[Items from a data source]
=======

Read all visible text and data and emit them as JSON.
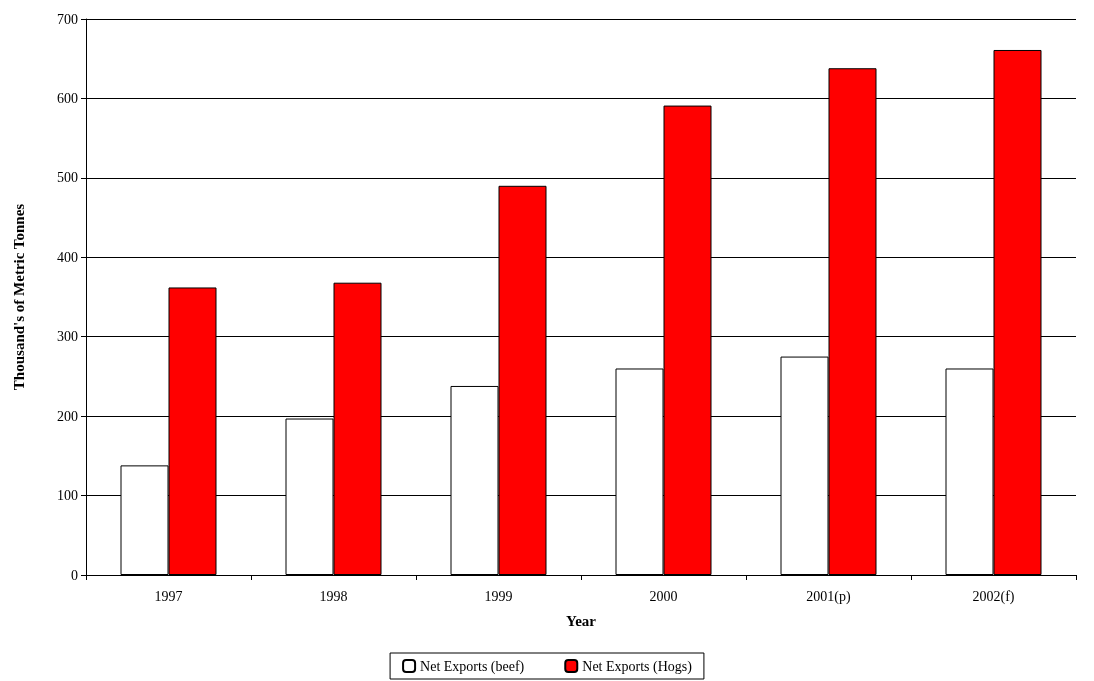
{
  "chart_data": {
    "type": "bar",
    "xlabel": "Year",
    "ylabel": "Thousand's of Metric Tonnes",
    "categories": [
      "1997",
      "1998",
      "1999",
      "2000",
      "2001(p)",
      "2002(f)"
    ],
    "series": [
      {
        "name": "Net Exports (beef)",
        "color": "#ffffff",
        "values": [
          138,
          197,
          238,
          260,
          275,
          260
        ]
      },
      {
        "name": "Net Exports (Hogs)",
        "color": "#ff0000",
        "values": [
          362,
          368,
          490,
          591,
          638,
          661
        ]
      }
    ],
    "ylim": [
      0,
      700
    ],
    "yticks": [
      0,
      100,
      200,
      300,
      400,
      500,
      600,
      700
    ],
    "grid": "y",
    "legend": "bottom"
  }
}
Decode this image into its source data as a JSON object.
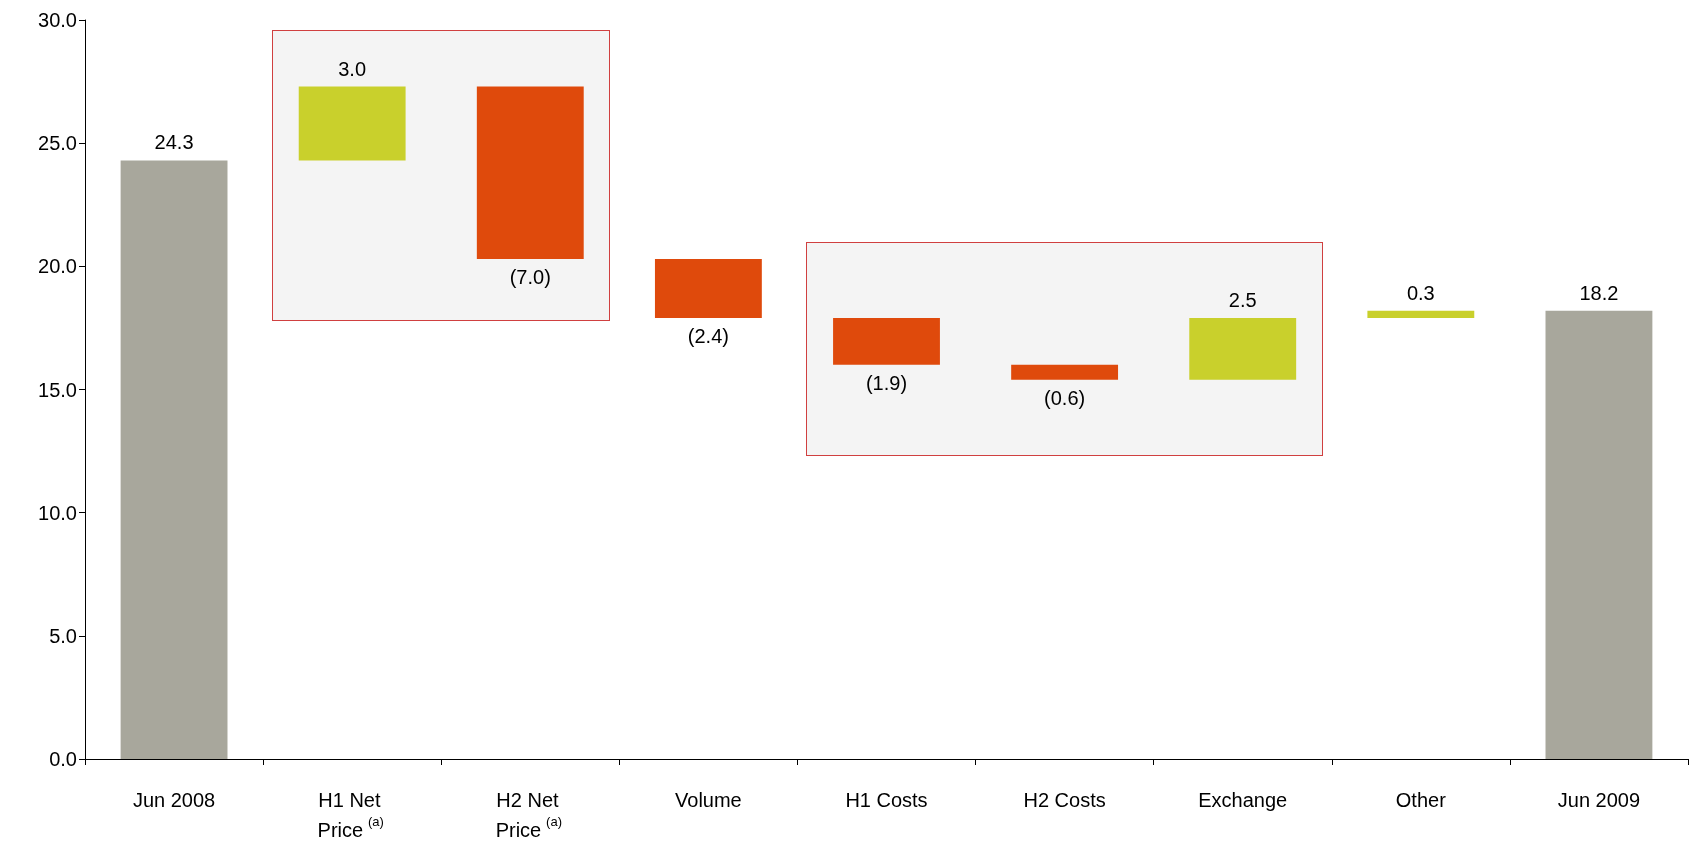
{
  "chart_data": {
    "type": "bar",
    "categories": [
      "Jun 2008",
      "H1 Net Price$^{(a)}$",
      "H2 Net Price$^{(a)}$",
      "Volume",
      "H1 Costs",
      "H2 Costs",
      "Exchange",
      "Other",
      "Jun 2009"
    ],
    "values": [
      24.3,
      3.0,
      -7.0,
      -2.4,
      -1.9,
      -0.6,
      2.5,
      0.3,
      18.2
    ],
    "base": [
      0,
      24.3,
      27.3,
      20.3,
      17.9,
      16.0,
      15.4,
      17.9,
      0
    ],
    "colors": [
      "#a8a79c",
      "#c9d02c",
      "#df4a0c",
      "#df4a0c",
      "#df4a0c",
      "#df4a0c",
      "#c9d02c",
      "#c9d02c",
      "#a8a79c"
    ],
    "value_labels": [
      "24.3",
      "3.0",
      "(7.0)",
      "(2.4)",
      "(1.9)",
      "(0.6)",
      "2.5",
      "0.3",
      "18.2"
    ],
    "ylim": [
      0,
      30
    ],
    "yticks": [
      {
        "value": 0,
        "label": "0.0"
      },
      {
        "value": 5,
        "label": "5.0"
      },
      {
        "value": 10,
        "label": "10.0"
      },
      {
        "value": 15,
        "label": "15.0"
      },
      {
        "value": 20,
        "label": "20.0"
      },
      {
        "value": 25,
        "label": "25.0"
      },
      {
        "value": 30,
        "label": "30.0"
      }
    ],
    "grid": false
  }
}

=======

* **What to work on**: Scan the material above. Copy each line that holds the word "JSON".

* **The response**:
Read all visible text and data and emit them as JSON.
Decode this image into its source data as a JSON object.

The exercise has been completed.